The listing below should be written out exactly; please include all of it.

→ **RECORDS FOR PROCESSING**:

-- start --

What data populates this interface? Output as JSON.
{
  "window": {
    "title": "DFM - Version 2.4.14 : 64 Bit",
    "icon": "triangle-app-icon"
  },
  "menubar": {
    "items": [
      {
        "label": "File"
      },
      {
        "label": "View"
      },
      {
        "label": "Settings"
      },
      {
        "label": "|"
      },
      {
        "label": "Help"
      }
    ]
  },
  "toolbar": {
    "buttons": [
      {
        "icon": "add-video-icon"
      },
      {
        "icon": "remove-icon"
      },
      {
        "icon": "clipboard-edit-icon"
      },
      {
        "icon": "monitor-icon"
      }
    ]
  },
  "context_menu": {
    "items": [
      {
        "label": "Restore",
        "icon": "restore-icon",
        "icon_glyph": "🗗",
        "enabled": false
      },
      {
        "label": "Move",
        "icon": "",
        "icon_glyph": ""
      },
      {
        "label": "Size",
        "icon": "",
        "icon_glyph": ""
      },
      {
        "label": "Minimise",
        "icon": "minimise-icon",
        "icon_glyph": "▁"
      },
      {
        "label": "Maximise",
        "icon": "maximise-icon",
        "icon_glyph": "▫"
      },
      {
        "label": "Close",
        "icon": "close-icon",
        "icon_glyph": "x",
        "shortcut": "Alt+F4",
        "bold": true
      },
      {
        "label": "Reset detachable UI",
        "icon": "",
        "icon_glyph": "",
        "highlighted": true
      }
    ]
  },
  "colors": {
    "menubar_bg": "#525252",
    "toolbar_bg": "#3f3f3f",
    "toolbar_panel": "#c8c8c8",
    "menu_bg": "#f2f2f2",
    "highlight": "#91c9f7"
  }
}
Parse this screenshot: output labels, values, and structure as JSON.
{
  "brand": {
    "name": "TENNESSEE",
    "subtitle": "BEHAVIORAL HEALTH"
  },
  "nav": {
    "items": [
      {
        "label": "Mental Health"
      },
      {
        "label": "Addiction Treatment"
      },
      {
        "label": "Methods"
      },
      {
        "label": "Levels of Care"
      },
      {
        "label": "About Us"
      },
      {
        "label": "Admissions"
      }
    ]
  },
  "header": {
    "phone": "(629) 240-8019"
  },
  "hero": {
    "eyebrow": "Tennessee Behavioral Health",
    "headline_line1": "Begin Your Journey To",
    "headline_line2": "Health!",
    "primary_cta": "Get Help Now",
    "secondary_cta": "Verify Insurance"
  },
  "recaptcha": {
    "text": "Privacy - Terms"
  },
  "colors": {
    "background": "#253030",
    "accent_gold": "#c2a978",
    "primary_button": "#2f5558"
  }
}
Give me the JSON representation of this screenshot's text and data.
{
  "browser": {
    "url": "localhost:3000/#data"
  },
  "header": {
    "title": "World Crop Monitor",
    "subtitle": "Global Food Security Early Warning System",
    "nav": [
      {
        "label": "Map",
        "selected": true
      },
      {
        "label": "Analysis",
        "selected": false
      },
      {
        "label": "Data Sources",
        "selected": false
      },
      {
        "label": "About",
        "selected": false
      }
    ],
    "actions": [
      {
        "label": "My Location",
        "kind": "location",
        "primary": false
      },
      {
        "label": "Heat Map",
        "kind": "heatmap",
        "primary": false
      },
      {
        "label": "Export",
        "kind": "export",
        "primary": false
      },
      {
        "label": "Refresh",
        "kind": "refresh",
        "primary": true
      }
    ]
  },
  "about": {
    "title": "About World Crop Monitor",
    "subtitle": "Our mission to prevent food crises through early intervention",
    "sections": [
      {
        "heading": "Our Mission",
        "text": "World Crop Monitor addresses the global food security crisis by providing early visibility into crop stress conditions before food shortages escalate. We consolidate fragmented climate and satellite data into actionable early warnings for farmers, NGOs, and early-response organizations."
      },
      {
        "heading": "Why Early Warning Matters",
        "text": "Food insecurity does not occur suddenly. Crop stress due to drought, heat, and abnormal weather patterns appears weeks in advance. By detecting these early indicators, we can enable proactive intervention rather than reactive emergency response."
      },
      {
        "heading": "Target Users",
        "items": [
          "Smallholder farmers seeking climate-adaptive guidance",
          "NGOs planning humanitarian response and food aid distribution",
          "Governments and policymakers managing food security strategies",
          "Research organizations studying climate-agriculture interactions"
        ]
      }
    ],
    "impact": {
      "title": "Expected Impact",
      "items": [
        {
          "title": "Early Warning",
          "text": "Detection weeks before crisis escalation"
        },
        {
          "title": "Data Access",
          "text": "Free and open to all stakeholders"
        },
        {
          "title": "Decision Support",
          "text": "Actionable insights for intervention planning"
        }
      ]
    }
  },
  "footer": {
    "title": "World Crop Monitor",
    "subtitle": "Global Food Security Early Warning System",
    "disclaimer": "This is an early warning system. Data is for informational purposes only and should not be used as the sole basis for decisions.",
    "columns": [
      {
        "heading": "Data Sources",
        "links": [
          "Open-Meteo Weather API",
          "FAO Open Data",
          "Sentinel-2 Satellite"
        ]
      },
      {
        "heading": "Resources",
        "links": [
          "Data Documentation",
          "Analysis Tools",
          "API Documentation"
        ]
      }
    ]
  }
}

-- end --

→ **TASK SOLUTION**:
What data populates this interface? Output as JSON.
{
  "window": {
    "title": "DFM - Version 2.4.14 : 64 Bit",
    "icon": "triangle-app-icon"
  },
  "menubar": {
    "items": [
      {
        "label": "File"
      },
      {
        "label": "View"
      },
      {
        "label": "Settings"
      },
      {
        "label": "|"
      },
      {
        "label": "Help"
      }
    ]
  },
  "toolbar": {
    "buttons": [
      {
        "icon": "add-video-icon"
      },
      {
        "icon": "remove-icon"
      },
      {
        "icon": "clipboard-edit-icon"
      },
      {
        "icon": "monitor-icon"
      }
    ]
  },
  "context_menu": {
    "items": [
      {
        "label": "Restore",
        "icon": "restore-icon",
        "icon_glyph": "🗗",
        "enabled": false
      },
      {
        "label": "Move",
        "icon": "",
        "icon_glyph": ""
      },
      {
        "label": "Size",
        "icon": "",
        "icon_glyph": ""
      },
      {
        "label": "Minimise",
        "icon": "minimise-icon",
        "icon_glyph": "▁"
      },
      {
        "label": "Maximise",
        "icon": "maximise-icon",
        "icon_glyph": "▫"
      },
      {
        "label": "Close",
        "icon": "close-icon",
        "icon_glyph": "x",
        "shortcut": "Alt+F4",
        "bold": true
      },
      {
        "label": "Reset detachable UI",
        "icon": "",
        "icon_glyph": "",
        "highlighted": true
      }
    ]
  },
  "colors": {
    "menubar_bg": "#525252",
    "toolbar_bg": "#3f3f3f",
    "toolbar_panel": "#c8c8c8",
    "menu_bg": "#f2f2f2",
    "highlight": "#91c9f7"
  }
}
Parse this screenshot: output labels, values, and structure as JSON.
{
  "brand": {
    "name": "TENNESSEE",
    "subtitle": "BEHAVIORAL HEALTH"
  },
  "nav": {
    "items": [
      {
        "label": "Mental Health"
      },
      {
        "label": "Addiction Treatment"
      },
      {
        "label": "Methods"
      },
      {
        "label": "Levels of Care"
      },
      {
        "label": "About Us"
      },
      {
        "label": "Admissions"
      }
    ]
  },
  "header": {
    "phone": "(629) 240-8019"
  },
  "hero": {
    "eyebrow": "Tennessee Behavioral Health",
    "headline_line1": "Begin Your Journey To",
    "headline_line2": "Health!",
    "primary_cta": "Get Help Now",
    "secondary_cta": "Verify Insurance"
  },
  "recaptcha": {
    "text": "Privacy - Terms"
  },
  "colors": {
    "background": "#253030",
    "accent_gold": "#c2a978",
    "primary_button": "#2f5558"
  }
}
Give me the JSON representation of this screenshot's text and data.
{
  "browser": {
    "url": "localhost:3000/#data"
  },
  "header": {
    "title": "World Crop Monitor",
    "subtitle": "Global Food Security Early Warning System",
    "nav": [
      {
        "label": "Map",
        "selected": true
      },
      {
        "label": "Analysis",
        "selected": false
      },
      {
        "label": "Data Sources",
        "selected": false
      },
      {
        "label": "About",
        "selected": false
      }
    ],
    "actions": [
      {
        "label": "My Location",
        "kind": "location",
        "primary": false
      },
      {
        "label": "Heat Map",
        "kind": "heatmap",
        "primary": false
      },
      {
        "label": "Export",
        "kind": "export",
        "primary": false
      },
      {
        "label": "Refresh",
        "kind": "refresh",
        "primary": true
      }
    ]
  },
  "about": {
    "title": "About World Crop Monitor",
    "subtitle": "Our mission to prevent food crises through early intervention",
    "sections": [
      {
        "heading": "Our Mission",
        "text": "World Crop Monitor addresses the global food security crisis by providing early visibility into crop stress conditions before food shortages escalate. We consolidate fragmented climate and satellite data into actionable early warnings for farmers, NGOs, and early-response organizations."
      },
      {
        "heading": "Why Early Warning Matters",
        "text": "Food insecurity does not occur suddenly. Crop stress due to drought, heat, and abnormal weather patterns appears weeks in advance. By detecting these early indicators, we can enable proactive intervention rather than reactive emergency response."
      },
      {
        "heading": "Target Users",
        "items": [
          "Smallholder farmers seeking climate-adaptive guidance",
          "NGOs planning humanitarian response and food aid distribution",
          "Governments and policymakers managing food security strategies",
          "Research organizations studying climate-agriculture interactions"
        ]
      }
    ],
    "impact": {
      "title": "Expected Impact",
      "items": [
        {
          "title": "Early Warning",
          "text": "Detection weeks before crisis escalation"
        },
        {
          "title": "Data Access",
          "text": "Free and open to all stakeholders"
        },
        {
          "title": "Decision Support",
          "text": "Actionable insights for intervention planning"
        }
      ]
    }
  },
  "footer": {
    "title": "World Crop Monitor",
    "subtitle": "Global Food Security Early Warning System",
    "disclaimer": "This is an early warning system. Data is for informational purposes only and should not be used as the sole basis for decisions.",
    "columns": [
      {
        "heading": "Data Sources",
        "links": [
          "Open-Meteo Weather API",
          "FAO Open Data",
          "Sentinel-2 Satellite"
        ]
      },
      {
        "heading": "Resources",
        "links": [
          "Data Documentation",
          "Analysis Tools",
          "API Documentation"
        ]
      }
    ]
  }
}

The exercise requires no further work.